Document segment:

Tria Gallery
531 West 25th Street, ground floor #5, 212-695-0021
Chelsea
July 9 - August 7, 2009
Web Site
Tria Gallery presents its annual “Summer Cocktail” from July 9 through August 7, 2009. On display to help viewers escape the heat will be a cool mix of artwork, including mixed media sculpture by jazz great Oliver Lake and vibrant and colorful works by painters Giuliano Guarneri, Suejin Jo, and Nicole Parcher.
The works in Tria Summer Cocktail vary in terms of medium and style, but are united in their undeniably playful quality. Each presents the viewer with its own type of innocent joy; some conjuring up childhood memories of trips to the beach, or the feeling of a hot summer day with grass underfoot, others the simple and almost innocent thrill of viscerally connecting to a vibrant color or compelling arrangement of geometric shapes. In the dog days of summer, this “Summer Cocktail” is intended to provide viewers with some respite and to impart a cool, colorful and joyful experience – a visual popsicle, if you will.
Giuliano Guarneri
Born in Italy, Giuliano Guarneri has been interested in drawing and colors since childhood. He received a degree in Graphic Design in 1992 in Milan, Italy, and afterwards worked as a photographer for six years. He moved to New York City in 1998 and has been working as a painter, illustrator and decorator for private clients ever since. Says Guarneri, “Art is part of my life, and I like to share this experience with others.” Guarneri’s work exudes a clear spirituality and a oneness with nature. Harmonious and peaceful images of animals, trees, lotus blossoms, hills, blue sky and green earth suggest a very real connection between all living things. With his beautiful paintings he has certainly found a way to communicate with his viewers and to “share his experience with others.” Guarneri’s work can be found in private collections in the U.S.and in Italy. This is Mr. Guarneri’s first gallery exhibition in New York City.
Suejin Jo
Suejin Jo is a Korean-born abstract painter based in New York. She studied with Stamos and Vytlacil at the Art Students League where she won McDowell Award juried by Richard Pousette Dart and Romare Bearden. There are dichotomies in her work, for example delicate lines with masses of color, or themes of fish and cactus. She paints with the unique media combination of oil and dry pigment which gives her pictures surfaces that resemble old fresco painting. Her paintings have been described as having the character of ancient wall paintings.

Exercise task 1:
Answer these about the exhibition announcement:
(a) On what dates does the show run?
(b) What degree did Giuliano Guarneri receive in 1992, and in which city?
(c) What combination of media does Suejin Jo paint with?

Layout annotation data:

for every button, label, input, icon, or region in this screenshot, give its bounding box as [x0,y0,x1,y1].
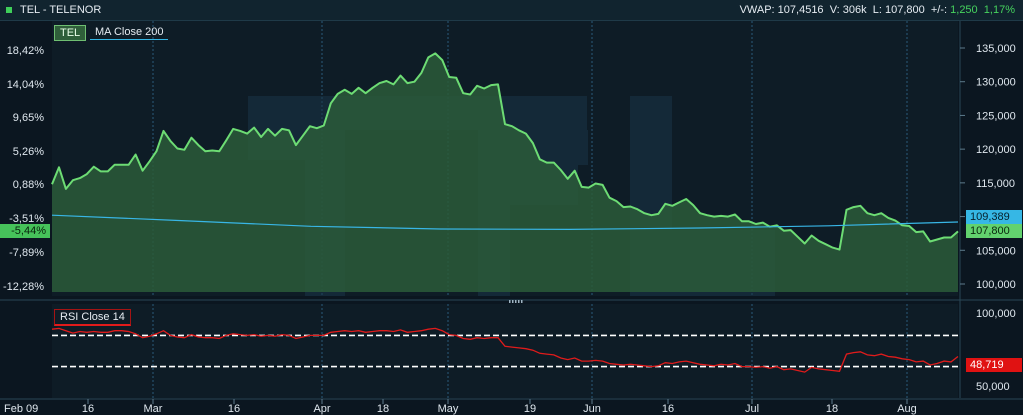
rsi-value-badge: 48,719 [966,358,1022,372]
date-tick-label: Mar [144,403,163,415]
price-tick-label: 125,000 [976,110,1016,122]
price-tick-label: 120,000 [976,144,1016,156]
rsi-panel [52,304,958,398]
percent-tick-label: 9,65% [13,112,44,124]
ma-value-badge: 109,389 [966,210,1022,224]
ma-line [51,214,959,231]
percent-tick-label: 5,26% [13,146,44,158]
date-tick-label: 16 [662,403,674,415]
date-tick-label: 18 [826,403,838,415]
legend-ma-close-200[interactable]: MA Close 200 [90,25,169,40]
price-tick-label: 100,000 [976,279,1016,291]
legend-rsi-close-14[interactable]: RSI Close 14 [54,309,131,326]
price-tick-label: 115,000 [976,178,1015,190]
vwap-label: VWAP: [739,4,775,16]
rsi-tick-label: 100,000 [976,308,1016,320]
price-tick-label: 130,000 [976,77,1016,89]
price-line [51,52,959,251]
panel-resize-handle [518,300,520,303]
change-value: 1,250 [950,4,978,16]
date-tick-label: May [438,403,459,415]
percent-tick-label: -7,89% [9,247,44,259]
percent-tick-label: -12,28% [3,281,44,293]
date-tick-label: 16 [228,403,240,415]
last-value: 107,800 [884,4,925,16]
percent-tick-label: 18,42% [7,45,45,57]
price-tick-label: 135,000 [976,43,1016,55]
close-value-badge: 107,800 [966,224,1022,238]
date-tick-label: Feb 09 [4,403,38,415]
date-tick-label: 18 [377,403,389,415]
panel-resize-handle [509,300,511,303]
percent-tick-label: -3,51% [9,213,44,225]
panel-resize-handle [521,300,523,303]
date-tick-label: Apr [313,403,330,415]
date-tick-label: 16 [82,403,94,415]
date-tick-label: 19 [524,403,536,415]
percent-tick-label: 14,04% [7,79,45,91]
instrument-color-icon [6,7,12,13]
price-area [52,53,958,293]
rsi-line [51,327,959,373]
volume-label: V: [829,4,840,16]
title-bar: TEL - TELENOR VWAP: 107,4516 V: 306k L: … [0,0,1023,21]
date-tick-label: Jun [583,403,601,415]
percent-change-badge: -5,44% [0,224,50,238]
date-tick-label: Jul [745,403,759,415]
volume-value: 306k [842,4,867,16]
date-tick-label: Aug [897,403,917,415]
change-percent: 1,17% [983,4,1015,16]
legend-tel[interactable]: TEL [54,25,87,41]
percent-tick-label: 0,88% [13,179,44,191]
instrument-title: TEL - TELENOR [20,4,102,16]
panel-resize-handle [515,300,517,303]
quote-summary: VWAP: 107,4516 V: 306k L: 107,800 +/-: 1… [740,0,1015,20]
price-tick-label: 105,000 [976,245,1016,257]
rsi-tick-label: 50,000 [976,381,1010,393]
vwap-value: 107,4516 [777,4,824,16]
panel-resize-handle [512,300,514,303]
change-label: +/-: [930,4,948,16]
last-label: L: [872,4,882,16]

Exercise task 2: Output the listing lines unchanged, from the line with "rsi-value-badge: 48,719 [966,358,1022,372]" up to and including the line with "date-tick-label: Feb 09 [4,403,38,415]".

Result 1:
(a) July 9 through August 7, 2009.
(b) A degree in Graphic Design, in Milan, Italy.
(c) Oil and dry pigment.

Result 2:
rsi-value-badge: 48,719 [966,358,1022,372]
date-tick-label: Mar [144,403,163,415]
price-tick-label: 125,000 [976,110,1016,122]
price-tick-label: 120,000 [976,144,1016,156]
rsi-panel [52,304,958,398]
percent-tick-label: 9,65% [13,112,44,124]
ma-value-badge: 109,389 [966,210,1022,224]
ma-line [51,214,959,231]
percent-tick-label: 5,26% [13,146,44,158]
date-tick-label: 16 [662,403,674,415]
date-tick-label: 18 [826,403,838,415]
legend-ma-close-200[interactable]: MA Close 200 [90,25,169,40]
price-tick-label: 100,000 [976,279,1016,291]
legend-rsi-close-14[interactable]: RSI Close 14 [54,309,131,326]
price-tick-label: 115,000 [976,178,1015,190]
vwap-label: VWAP: [739,4,775,16]
rsi-tick-label: 100,000 [976,308,1016,320]
price-tick-label: 130,000 [976,77,1016,89]
price-line [51,52,959,251]
panel-resize-handle [518,300,520,303]
change-value: 1,250 [950,4,978,16]
date-tick-label: May [438,403,459,415]
percent-tick-label: -7,89% [9,247,44,259]
percent-tick-label: -12,28% [3,281,44,293]
date-tick-label: 16 [228,403,240,415]
last-value: 107,800 [884,4,925,16]
percent-tick-label: 18,42% [7,45,45,57]
price-tick-label: 135,000 [976,43,1016,55]
close-value-badge: 107,800 [966,224,1022,238]
date-tick-label: Feb 09 [4,403,38,415]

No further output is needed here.